* [Exercise brief] Every line that contains the word "Thomas" should be copied out.

* [Provided data]
============================================================
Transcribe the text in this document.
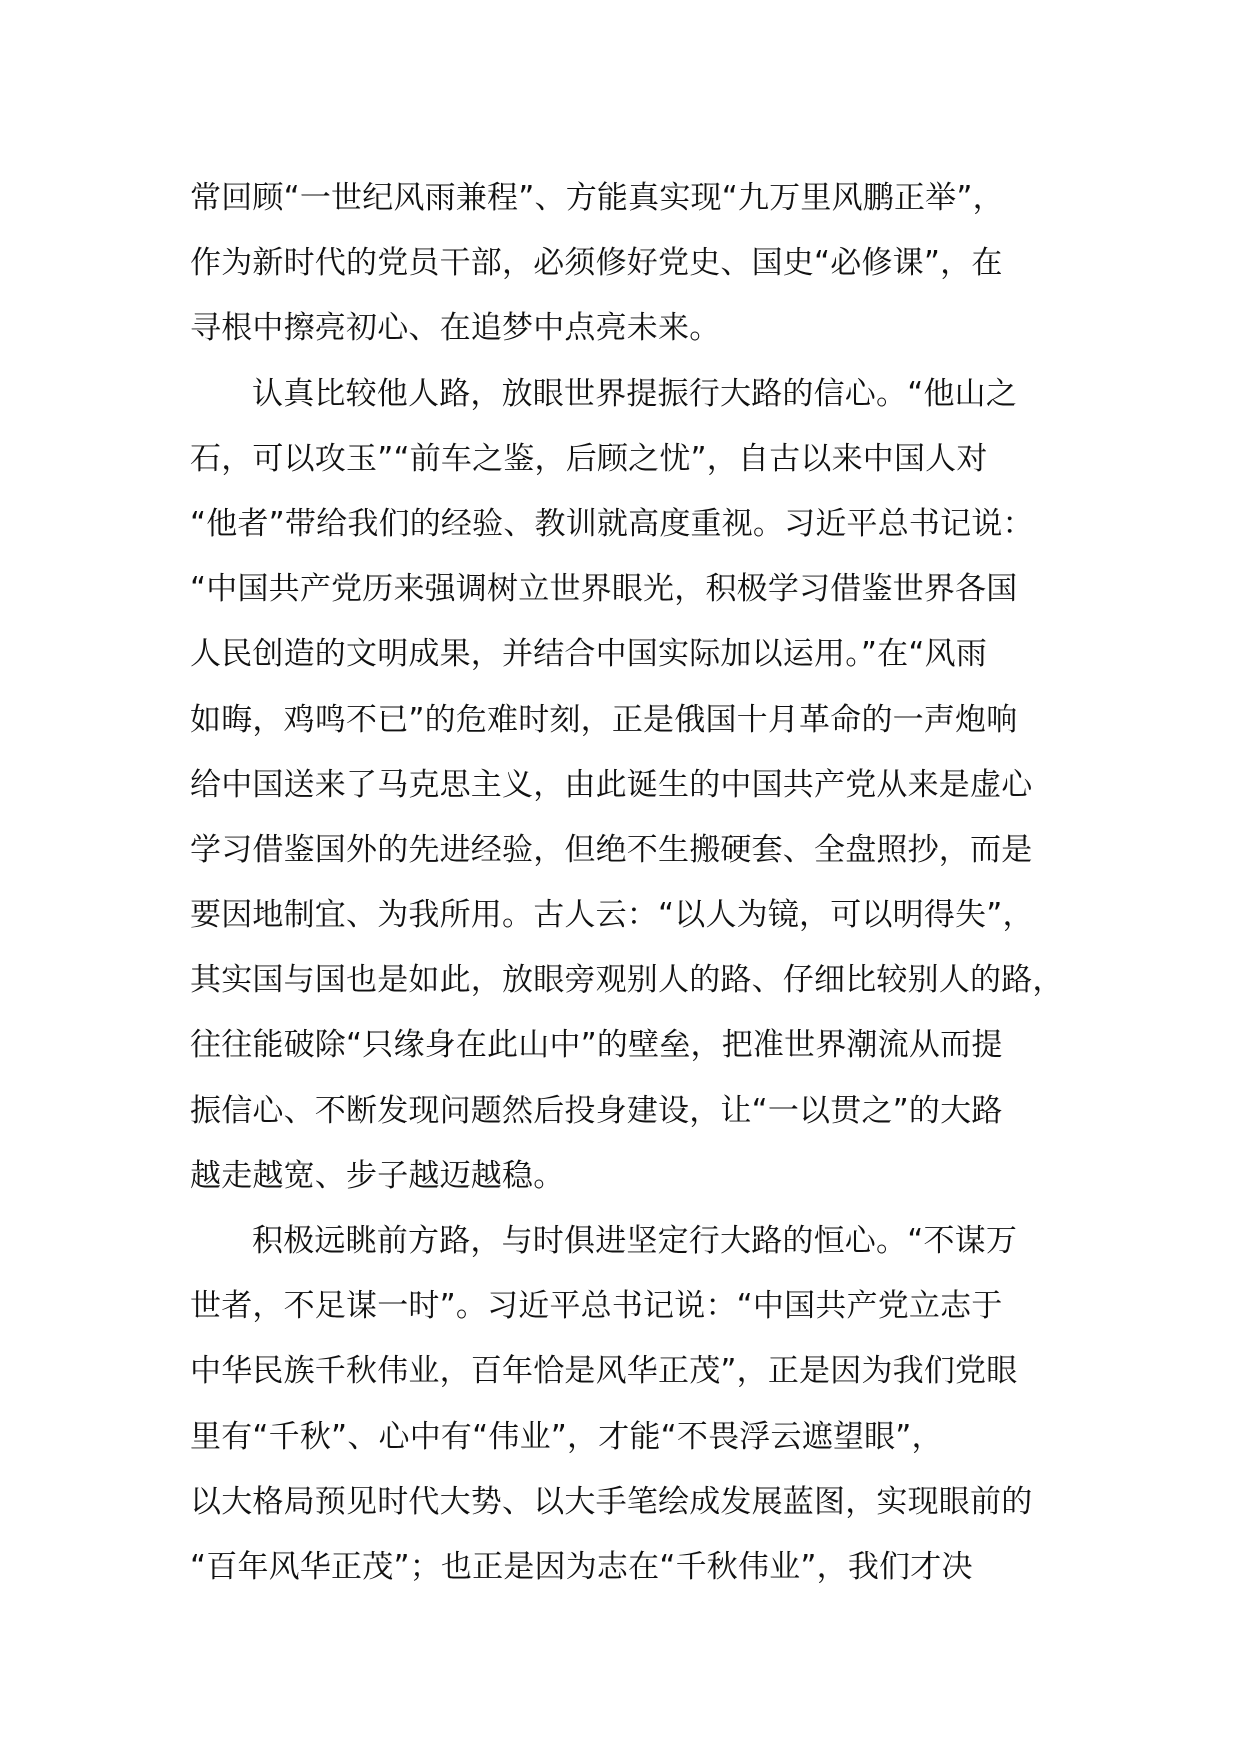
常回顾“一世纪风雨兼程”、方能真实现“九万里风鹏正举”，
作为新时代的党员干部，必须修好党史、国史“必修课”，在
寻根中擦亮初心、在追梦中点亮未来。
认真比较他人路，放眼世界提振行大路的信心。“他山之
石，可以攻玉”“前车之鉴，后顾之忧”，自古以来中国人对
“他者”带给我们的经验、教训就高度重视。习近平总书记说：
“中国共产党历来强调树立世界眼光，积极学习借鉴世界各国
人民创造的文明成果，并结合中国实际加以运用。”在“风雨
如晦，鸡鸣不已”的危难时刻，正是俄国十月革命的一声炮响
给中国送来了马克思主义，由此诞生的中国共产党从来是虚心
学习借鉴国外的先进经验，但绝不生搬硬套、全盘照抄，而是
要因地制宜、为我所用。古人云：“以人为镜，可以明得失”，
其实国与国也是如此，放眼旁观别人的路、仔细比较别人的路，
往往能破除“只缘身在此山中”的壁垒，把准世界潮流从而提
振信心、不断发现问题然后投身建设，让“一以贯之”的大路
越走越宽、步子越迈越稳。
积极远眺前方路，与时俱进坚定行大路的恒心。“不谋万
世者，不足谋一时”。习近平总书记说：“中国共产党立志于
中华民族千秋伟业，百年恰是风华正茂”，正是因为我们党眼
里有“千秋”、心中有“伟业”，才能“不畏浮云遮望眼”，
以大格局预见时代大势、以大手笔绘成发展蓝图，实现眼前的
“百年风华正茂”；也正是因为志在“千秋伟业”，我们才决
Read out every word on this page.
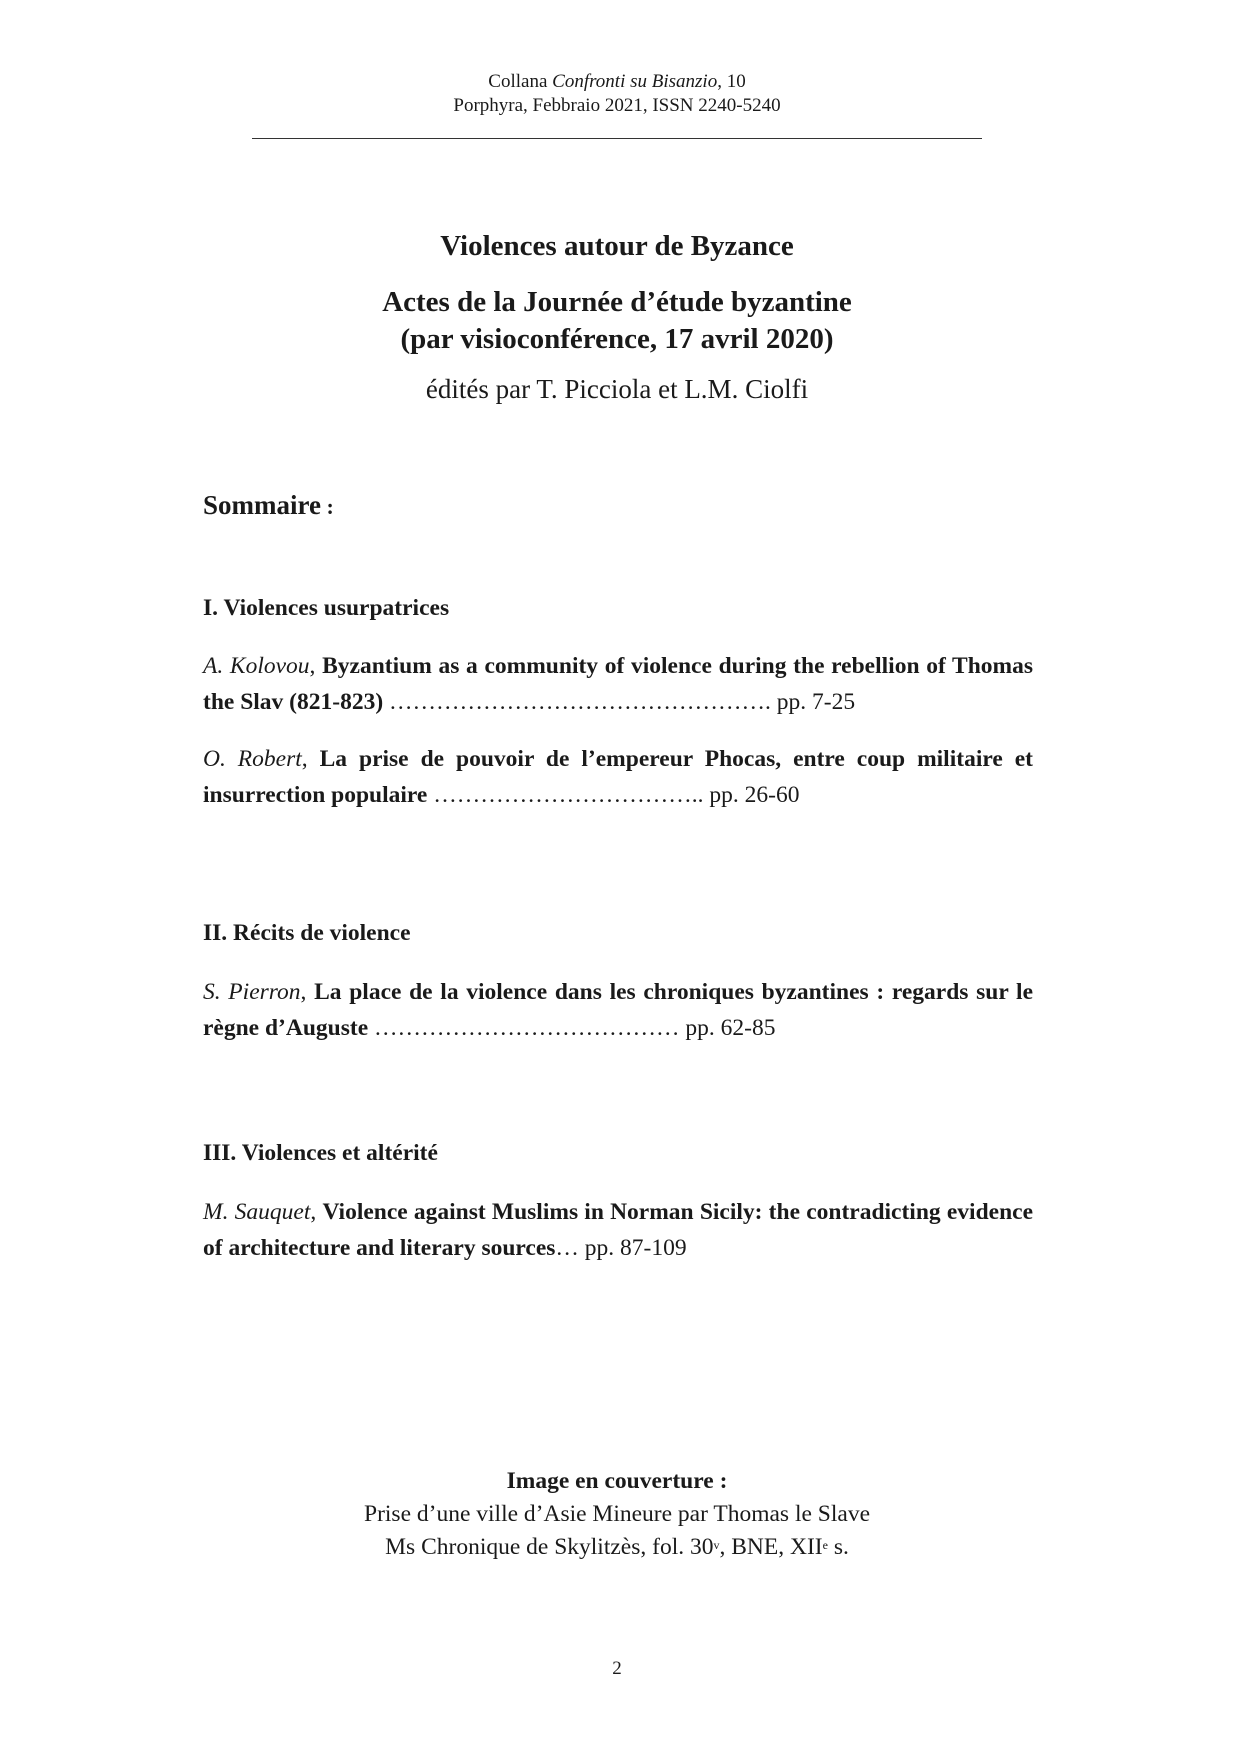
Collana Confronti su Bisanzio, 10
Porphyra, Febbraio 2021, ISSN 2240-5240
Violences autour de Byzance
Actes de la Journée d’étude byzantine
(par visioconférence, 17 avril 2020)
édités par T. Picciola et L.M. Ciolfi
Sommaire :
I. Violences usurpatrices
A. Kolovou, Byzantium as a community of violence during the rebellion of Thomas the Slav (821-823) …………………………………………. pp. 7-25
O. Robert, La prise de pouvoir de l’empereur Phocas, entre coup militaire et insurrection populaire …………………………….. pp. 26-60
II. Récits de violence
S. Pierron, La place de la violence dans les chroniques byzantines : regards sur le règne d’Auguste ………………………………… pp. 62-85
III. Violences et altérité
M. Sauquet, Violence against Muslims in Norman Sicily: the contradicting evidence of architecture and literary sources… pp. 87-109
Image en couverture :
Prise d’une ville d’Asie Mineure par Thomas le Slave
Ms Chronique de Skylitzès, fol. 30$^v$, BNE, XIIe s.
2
============================================================
* [Written response]
A. Kolovou, Byzantium as a community of violence during the rebellion of Thomas the Slav (821-823) …………………………………………. pp. 7-25
Prise d’une ville d’Asie Mineure par Thomas le Slave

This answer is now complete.